======== Input rows ========

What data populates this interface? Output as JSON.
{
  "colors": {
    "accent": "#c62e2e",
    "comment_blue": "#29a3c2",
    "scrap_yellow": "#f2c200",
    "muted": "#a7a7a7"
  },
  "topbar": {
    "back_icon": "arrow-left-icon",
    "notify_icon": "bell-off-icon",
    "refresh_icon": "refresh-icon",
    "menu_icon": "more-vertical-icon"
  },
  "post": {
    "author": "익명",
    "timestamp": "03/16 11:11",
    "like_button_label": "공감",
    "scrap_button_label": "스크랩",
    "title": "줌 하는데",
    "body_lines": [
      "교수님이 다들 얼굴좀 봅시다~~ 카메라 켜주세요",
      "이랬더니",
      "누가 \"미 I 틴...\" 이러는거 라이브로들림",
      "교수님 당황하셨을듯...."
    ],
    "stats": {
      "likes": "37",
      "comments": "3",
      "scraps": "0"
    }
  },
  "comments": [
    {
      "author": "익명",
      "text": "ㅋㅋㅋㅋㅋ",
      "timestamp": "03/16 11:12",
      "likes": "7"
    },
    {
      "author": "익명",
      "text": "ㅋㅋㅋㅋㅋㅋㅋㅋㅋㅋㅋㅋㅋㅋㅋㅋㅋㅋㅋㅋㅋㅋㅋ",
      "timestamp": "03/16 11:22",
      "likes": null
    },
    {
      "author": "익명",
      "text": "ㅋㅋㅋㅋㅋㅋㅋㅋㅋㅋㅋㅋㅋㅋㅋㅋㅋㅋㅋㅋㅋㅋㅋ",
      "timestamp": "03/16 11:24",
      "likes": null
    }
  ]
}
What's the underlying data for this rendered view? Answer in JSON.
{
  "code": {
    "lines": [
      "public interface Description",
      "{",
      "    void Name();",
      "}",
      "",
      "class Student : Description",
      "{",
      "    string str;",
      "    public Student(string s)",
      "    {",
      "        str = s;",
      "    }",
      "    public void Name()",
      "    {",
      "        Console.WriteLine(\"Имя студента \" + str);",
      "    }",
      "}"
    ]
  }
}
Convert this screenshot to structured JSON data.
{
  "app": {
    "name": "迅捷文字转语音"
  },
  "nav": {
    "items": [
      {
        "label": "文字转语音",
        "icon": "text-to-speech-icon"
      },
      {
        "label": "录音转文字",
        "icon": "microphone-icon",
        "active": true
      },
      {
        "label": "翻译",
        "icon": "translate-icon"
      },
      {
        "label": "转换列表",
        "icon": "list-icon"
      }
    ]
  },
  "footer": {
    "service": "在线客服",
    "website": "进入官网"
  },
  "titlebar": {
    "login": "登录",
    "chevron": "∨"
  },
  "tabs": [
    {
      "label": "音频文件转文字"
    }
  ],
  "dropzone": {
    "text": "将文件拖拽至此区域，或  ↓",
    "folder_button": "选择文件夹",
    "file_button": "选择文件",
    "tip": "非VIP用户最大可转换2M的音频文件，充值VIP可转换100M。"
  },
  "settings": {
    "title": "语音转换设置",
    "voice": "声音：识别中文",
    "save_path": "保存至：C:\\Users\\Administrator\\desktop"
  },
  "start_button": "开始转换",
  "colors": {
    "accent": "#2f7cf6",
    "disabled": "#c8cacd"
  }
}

========

▶ Task to complete
Word for word, restate all of the data shown above.

▶ Result
What data populates this interface? Output as JSON.
{
  "colors": {
    "accent": "#c62e2e",
    "comment_blue": "#29a3c2",
    "scrap_yellow": "#f2c200",
    "muted": "#a7a7a7"
  },
  "topbar": {
    "back_icon": "arrow-left-icon",
    "notify_icon": "bell-off-icon",
    "refresh_icon": "refresh-icon",
    "menu_icon": "more-vertical-icon"
  },
  "post": {
    "author": "익명",
    "timestamp": "03/16 11:11",
    "like_button_label": "공감",
    "scrap_button_label": "스크랩",
    "title": "줌 하는데",
    "body_lines": [
      "교수님이 다들 얼굴좀 봅시다~~ 카메라 켜주세요",
      "이랬더니",
      "누가 \"미 I 틴...\" 이러는거 라이브로들림",
      "교수님 당황하셨을듯...."
    ],
    "stats": {
      "likes": "37",
      "comments": "3",
      "scraps": "0"
    }
  },
  "comments": [
    {
      "author": "익명",
      "text": "ㅋㅋㅋㅋㅋ",
      "timestamp": "03/16 11:12",
      "likes": "7"
    },
    {
      "author": "익명",
      "text": "ㅋㅋㅋㅋㅋㅋㅋㅋㅋㅋㅋㅋㅋㅋㅋㅋㅋㅋㅋㅋㅋㅋㅋ",
      "timestamp": "03/16 11:22",
      "likes": null
    },
    {
      "author": "익명",
      "text": "ㅋㅋㅋㅋㅋㅋㅋㅋㅋㅋㅋㅋㅋㅋㅋㅋㅋㅋㅋㅋㅋㅋㅋ",
      "timestamp": "03/16 11:24",
      "likes": null
    }
  ]
}
What's the underlying data for this rendered view? Answer in JSON.
{
  "code": {
    "lines": [
      "public interface Description",
      "{",
      "    void Name();",
      "}",
      "",
      "class Student : Description",
      "{",
      "    string str;",
      "    public Student(string s)",
      "    {",
      "        str = s;",
      "    }",
      "    public void Name()",
      "    {",
      "        Console.WriteLine(\"Имя студента \" + str);",
      "    }",
      "}"
    ]
  }
}
Convert this screenshot to structured JSON data.
{
  "app": {
    "name": "迅捷文字转语音"
  },
  "nav": {
    "items": [
      {
        "label": "文字转语音",
        "icon": "text-to-speech-icon"
      },
      {
        "label": "录音转文字",
        "icon": "microphone-icon",
        "active": true
      },
      {
        "label": "翻译",
        "icon": "translate-icon"
      },
      {
        "label": "转换列表",
        "icon": "list-icon"
      }
    ]
  },
  "footer": {
    "service": "在线客服",
    "website": "进入官网"
  },
  "titlebar": {
    "login": "登录",
    "chevron": "∨"
  },
  "tabs": [
    {
      "label": "音频文件转文字"
    }
  ],
  "dropzone": {
    "text": "将文件拖拽至此区域，或  ↓",
    "folder_button": "选择文件夹",
    "file_button": "选择文件",
    "tip": "非VIP用户最大可转换2M的音频文件，充值VIP可转换100M。"
  },
  "settings": {
    "title": "语音转换设置",
    "voice": "声音：识别中文",
    "save_path": "保存至：C:\\Users\\Administrator\\desktop"
  },
  "start_button": "开始转换",
  "colors": {
    "accent": "#2f7cf6",
    "disabled": "#c8cacd"
  }
}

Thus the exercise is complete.